# [RECORD EXCERPTS]
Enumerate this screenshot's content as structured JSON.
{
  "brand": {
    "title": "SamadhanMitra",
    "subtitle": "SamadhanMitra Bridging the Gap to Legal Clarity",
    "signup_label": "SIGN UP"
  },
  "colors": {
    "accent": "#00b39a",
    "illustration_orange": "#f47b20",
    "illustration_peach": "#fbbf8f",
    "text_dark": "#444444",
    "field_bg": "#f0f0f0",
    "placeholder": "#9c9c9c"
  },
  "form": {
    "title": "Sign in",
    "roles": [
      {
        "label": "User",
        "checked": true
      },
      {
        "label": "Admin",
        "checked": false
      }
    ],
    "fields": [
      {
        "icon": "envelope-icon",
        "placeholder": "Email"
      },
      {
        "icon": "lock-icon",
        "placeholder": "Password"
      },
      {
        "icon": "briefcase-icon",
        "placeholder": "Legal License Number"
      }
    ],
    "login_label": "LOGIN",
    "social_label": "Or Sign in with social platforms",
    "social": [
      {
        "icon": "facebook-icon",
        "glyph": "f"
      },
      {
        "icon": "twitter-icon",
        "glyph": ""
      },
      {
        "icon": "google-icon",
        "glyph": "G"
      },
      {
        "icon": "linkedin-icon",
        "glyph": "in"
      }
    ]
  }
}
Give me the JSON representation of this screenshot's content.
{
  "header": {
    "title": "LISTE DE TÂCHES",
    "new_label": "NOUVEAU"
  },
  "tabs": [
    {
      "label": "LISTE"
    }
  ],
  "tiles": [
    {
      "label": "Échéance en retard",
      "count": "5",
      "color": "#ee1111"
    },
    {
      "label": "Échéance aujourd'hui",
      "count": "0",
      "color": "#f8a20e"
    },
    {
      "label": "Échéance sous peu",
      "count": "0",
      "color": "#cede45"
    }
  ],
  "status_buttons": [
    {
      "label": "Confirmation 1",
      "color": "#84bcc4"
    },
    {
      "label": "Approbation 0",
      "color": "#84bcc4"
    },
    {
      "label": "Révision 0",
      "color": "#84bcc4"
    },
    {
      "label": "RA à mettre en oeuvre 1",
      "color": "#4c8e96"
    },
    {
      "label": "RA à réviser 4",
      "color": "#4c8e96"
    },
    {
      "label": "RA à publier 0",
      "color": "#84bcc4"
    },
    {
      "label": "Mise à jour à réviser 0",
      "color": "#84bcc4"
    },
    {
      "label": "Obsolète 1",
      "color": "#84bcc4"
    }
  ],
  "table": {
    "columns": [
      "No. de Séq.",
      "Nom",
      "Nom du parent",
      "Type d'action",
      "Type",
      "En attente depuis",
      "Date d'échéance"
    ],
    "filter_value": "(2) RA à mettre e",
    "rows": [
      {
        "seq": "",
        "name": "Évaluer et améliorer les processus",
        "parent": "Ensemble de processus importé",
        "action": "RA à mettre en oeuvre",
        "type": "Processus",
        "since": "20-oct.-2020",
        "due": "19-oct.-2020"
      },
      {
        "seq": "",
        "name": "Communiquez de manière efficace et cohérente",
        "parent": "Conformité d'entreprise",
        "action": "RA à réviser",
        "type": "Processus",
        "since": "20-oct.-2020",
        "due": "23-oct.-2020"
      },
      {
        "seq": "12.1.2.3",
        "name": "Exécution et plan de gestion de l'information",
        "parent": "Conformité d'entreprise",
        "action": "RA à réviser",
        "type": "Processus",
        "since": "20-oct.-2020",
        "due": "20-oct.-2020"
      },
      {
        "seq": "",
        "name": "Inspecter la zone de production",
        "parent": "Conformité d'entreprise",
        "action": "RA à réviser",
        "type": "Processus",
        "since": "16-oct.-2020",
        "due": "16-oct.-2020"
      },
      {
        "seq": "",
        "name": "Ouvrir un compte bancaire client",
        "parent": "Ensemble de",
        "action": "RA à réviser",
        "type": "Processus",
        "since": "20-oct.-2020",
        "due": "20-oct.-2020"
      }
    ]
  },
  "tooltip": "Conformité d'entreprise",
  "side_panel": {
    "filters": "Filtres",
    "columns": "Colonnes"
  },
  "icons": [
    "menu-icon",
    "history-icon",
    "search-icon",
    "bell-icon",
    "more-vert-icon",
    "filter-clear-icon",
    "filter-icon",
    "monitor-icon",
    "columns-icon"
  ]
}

# [REQUIREMENT]
Copy each line that holds the word "columns".

# [ANSWER TO THIS EXERCISE]
    "columns": [
    "columns": "Colonnes"
    "columns-icon"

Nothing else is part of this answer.